* Stored records *
## Begin
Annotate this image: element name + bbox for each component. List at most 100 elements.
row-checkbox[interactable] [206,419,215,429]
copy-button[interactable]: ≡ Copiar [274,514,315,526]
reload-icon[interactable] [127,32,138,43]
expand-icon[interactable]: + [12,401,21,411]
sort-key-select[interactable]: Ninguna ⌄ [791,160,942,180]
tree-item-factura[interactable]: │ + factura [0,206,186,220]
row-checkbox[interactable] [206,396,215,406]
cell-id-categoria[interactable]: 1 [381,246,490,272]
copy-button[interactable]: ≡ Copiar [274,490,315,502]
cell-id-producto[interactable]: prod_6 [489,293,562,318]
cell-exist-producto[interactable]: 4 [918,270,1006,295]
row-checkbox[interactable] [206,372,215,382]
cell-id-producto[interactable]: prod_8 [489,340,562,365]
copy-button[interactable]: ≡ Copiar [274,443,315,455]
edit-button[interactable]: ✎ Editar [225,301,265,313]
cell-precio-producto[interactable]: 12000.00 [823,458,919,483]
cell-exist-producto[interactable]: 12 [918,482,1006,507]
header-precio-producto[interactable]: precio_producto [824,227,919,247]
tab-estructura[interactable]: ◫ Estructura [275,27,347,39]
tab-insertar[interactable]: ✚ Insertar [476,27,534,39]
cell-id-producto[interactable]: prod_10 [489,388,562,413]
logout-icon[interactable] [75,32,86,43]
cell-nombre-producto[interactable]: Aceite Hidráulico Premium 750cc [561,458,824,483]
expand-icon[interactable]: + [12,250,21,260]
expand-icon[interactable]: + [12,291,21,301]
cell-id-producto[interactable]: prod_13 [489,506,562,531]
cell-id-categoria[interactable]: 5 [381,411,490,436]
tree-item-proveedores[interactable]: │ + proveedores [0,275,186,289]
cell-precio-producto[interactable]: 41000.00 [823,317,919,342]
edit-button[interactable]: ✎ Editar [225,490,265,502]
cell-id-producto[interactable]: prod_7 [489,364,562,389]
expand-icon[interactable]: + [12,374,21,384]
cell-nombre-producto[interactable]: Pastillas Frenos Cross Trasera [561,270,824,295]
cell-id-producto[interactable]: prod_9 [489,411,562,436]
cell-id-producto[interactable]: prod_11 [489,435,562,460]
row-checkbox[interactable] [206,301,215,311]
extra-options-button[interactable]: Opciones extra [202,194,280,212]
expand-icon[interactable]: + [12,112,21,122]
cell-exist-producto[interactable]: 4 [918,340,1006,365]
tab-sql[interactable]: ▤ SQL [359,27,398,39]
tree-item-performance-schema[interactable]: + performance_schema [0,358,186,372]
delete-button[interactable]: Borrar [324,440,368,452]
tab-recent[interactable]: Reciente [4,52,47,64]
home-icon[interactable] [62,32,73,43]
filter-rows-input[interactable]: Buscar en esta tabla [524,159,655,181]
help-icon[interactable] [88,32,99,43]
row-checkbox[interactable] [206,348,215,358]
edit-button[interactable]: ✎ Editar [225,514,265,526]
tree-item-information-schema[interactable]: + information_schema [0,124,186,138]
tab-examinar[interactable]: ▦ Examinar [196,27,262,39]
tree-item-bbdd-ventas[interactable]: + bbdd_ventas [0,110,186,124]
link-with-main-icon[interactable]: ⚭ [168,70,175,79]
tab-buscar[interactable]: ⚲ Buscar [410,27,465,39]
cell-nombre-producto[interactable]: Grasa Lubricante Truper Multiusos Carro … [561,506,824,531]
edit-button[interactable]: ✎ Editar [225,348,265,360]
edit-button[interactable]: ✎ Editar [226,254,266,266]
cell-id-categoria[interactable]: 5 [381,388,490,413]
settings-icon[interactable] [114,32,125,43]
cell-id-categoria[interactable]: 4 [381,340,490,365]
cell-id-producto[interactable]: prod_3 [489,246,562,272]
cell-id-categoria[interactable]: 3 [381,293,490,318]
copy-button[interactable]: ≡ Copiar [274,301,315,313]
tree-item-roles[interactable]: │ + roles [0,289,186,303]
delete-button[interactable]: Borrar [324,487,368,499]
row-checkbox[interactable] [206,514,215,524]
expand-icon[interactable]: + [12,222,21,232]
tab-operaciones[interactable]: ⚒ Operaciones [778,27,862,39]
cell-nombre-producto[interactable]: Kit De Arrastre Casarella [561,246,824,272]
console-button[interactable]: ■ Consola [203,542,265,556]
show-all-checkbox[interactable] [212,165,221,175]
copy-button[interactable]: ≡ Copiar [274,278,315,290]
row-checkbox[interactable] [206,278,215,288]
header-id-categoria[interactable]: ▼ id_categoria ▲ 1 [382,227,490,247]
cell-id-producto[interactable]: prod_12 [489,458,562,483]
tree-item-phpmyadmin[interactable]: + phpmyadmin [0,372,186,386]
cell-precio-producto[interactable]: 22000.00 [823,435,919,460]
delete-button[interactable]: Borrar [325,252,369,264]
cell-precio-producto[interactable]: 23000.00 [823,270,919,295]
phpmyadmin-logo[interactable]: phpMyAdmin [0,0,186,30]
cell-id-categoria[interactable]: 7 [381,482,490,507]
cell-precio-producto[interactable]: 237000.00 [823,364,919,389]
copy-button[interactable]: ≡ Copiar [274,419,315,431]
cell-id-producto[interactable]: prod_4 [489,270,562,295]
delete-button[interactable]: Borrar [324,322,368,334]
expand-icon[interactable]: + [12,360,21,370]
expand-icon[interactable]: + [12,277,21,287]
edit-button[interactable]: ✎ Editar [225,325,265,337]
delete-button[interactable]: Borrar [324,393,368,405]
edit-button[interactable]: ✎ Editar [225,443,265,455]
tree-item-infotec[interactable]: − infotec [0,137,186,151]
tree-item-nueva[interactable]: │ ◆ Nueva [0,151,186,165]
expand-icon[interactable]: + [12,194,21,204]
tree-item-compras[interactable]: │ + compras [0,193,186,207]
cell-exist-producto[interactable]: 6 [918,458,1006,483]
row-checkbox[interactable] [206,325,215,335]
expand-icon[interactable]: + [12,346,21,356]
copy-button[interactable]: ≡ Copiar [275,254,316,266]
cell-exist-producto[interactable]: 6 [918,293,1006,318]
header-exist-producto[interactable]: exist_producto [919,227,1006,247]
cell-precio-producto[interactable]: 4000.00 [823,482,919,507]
## End
* Given instruction *
Can you reproduce every item above, character for character, keeping each line as it is?

* Result of the exercise *
Annotate this image: element name + bbox for each component. List at most 100 elements.
row-checkbox[interactable] [206,419,215,429]
copy-button[interactable]: ≡ Copiar [274,514,315,526]
reload-icon[interactable] [127,32,138,43]
expand-icon[interactable]: + [12,401,21,411]
sort-key-select[interactable]: Ninguna ⌄ [791,160,942,180]
tree-item-factura[interactable]: │ + factura [0,206,186,220]
row-checkbox[interactable] [206,396,215,406]
cell-id-categoria[interactable]: 1 [381,246,490,272]
copy-button[interactable]: ≡ Copiar [274,490,315,502]
cell-id-producto[interactable]: prod_6 [489,293,562,318]
cell-exist-producto[interactable]: 4 [918,270,1006,295]
row-checkbox[interactable] [206,372,215,382]
cell-id-producto[interactable]: prod_8 [489,340,562,365]
copy-button[interactable]: ≡ Copiar [274,443,315,455]
edit-button[interactable]: ✎ Editar [225,301,265,313]
cell-precio-producto[interactable]: 12000.00 [823,458,919,483]
cell-exist-producto[interactable]: 12 [918,482,1006,507]
header-precio-producto[interactable]: precio_producto [824,227,919,247]
tab-estructura[interactable]: ◫ Estructura [275,27,347,39]
tab-insertar[interactable]: ✚ Insertar [476,27,534,39]
cell-id-producto[interactable]: prod_10 [489,388,562,413]
logout-icon[interactable] [75,32,86,43]
cell-nombre-producto[interactable]: Aceite Hidráulico Premium 750cc [561,458,824,483]
expand-icon[interactable]: + [12,250,21,260]
expand-icon[interactable]: + [12,291,21,301]
cell-id-producto[interactable]: prod_13 [489,506,562,531]
cell-id-categoria[interactable]: 5 [381,411,490,436]
tree-item-proveedores[interactable]: │ + proveedores [0,275,186,289]
cell-precio-producto[interactable]: 41000.00 [823,317,919,342]
edit-button[interactable]: ✎ Editar [225,490,265,502]
cell-id-producto[interactable]: prod_7 [489,364,562,389]
expand-icon[interactable]: + [12,374,21,384]
cell-nombre-producto[interactable]: Pastillas Frenos Cross Trasera [561,270,824,295]
cell-id-producto[interactable]: prod_9 [489,411,562,436]
cell-id-producto[interactable]: prod_11 [489,435,562,460]
row-checkbox[interactable] [206,301,215,311]
extra-options-button[interactable]: Opciones extra [202,194,280,212]
expand-icon[interactable]: + [12,112,21,122]
cell-exist-producto[interactable]: 4 [918,340,1006,365]
tab-sql[interactable]: ▤ SQL [359,27,398,39]
tree-item-performance-schema[interactable]: + performance_schema [0,358,186,372]
delete-button[interactable]: Borrar [324,440,368,452]
tab-recent[interactable]: Reciente [4,52,47,64]
home-icon[interactable] [62,32,73,43]
filter-rows-input[interactable]: Buscar en esta tabla [524,159,655,181]
help-icon[interactable] [88,32,99,43]
row-checkbox[interactable] [206,348,215,358]
edit-button[interactable]: ✎ Editar [225,514,265,526]
tree-item-information-schema[interactable]: + information_schema [0,124,186,138]
tab-examinar[interactable]: ▦ Examinar [196,27,262,39]
tree-item-bbdd-ventas[interactable]: + bbdd_ventas [0,110,186,124]
link-with-main-icon[interactable]: ⚭ [168,70,175,79]
tab-buscar[interactable]: ⚲ Buscar [410,27,465,39]
cell-nombre-producto[interactable]: Grasa Lubricante Truper Multiusos Carro … [561,506,824,531]
edit-button[interactable]: ✎ Editar [225,348,265,360]
edit-button[interactable]: ✎ Editar [226,254,266,266]
cell-id-categoria[interactable]: 5 [381,388,490,413]
settings-icon[interactable] [114,32,125,43]
cell-id-categoria[interactable]: 4 [381,340,490,365]
cell-id-producto[interactable]: prod_3 [489,246,562,272]
cell-id-categoria[interactable]: 3 [381,293,490,318]
copy-button[interactable]: ≡ Copiar [274,301,315,313]
tree-item-roles[interactable]: │ + roles [0,289,186,303]
delete-button[interactable]: Borrar [324,487,368,499]
row-checkbox[interactable] [206,514,215,524]
expand-icon[interactable]: + [12,222,21,232]
tab-operaciones[interactable]: ⚒ Operaciones [778,27,862,39]
cell-nombre-producto[interactable]: Kit De Arrastre Casarella [561,246,824,272]
console-button[interactable]: ■ Consola [203,542,265,556]
show-all-checkbox[interactable] [212,165,221,175]
copy-button[interactable]: ≡ Copiar [274,278,315,290]
row-checkbox[interactable] [206,278,215,288]
header-id-categoria[interactable]: ▼ id_categoria ▲ 1 [382,227,490,247]
cell-id-producto[interactable]: prod_12 [489,458,562,483]
tree-item-phpmyadmin[interactable]: + phpmyadmin [0,372,186,386]
cell-precio-producto[interactable]: 22000.00 [823,435,919,460]
delete-button[interactable]: Borrar [325,252,369,264]
cell-precio-producto[interactable]: 23000.00 [823,270,919,295]
phpmyadmin-logo[interactable]: phpMyAdmin [0,0,186,30]
cell-id-categoria[interactable]: 7 [381,482,490,507]
cell-precio-producto[interactable]: 237000.00 [823,364,919,389]
copy-button[interactable]: ≡ Copiar [274,419,315,431]
cell-id-producto[interactable]: prod_4 [489,270,562,295]
delete-button[interactable]: Borrar [324,322,368,334]
expand-icon[interactable]: + [12,360,21,370]
expand-icon[interactable]: + [12,277,21,287]
edit-button[interactable]: ✎ Editar [225,325,265,337]
delete-button[interactable]: Borrar [324,393,368,405]
edit-button[interactable]: ✎ Editar [225,443,265,455]
tree-item-infotec[interactable]: − infotec [0,137,186,151]
tree-item-nueva[interactable]: │ ◆ Nueva [0,151,186,165]
expand-icon[interactable]: + [12,194,21,204]
tree-item-compras[interactable]: │ + compras [0,193,186,207]
cell-exist-producto[interactable]: 6 [918,458,1006,483]
row-checkbox[interactable] [206,325,215,335]
expand-icon[interactable]: + [12,346,21,356]
copy-button[interactable]: ≡ Copiar [275,254,316,266]
cell-exist-producto[interactable]: 6 [918,293,1006,318]
header-exist-producto[interactable]: exist_producto [919,227,1006,247]
cell-precio-producto[interactable]: 4000.00 [823,482,919,507]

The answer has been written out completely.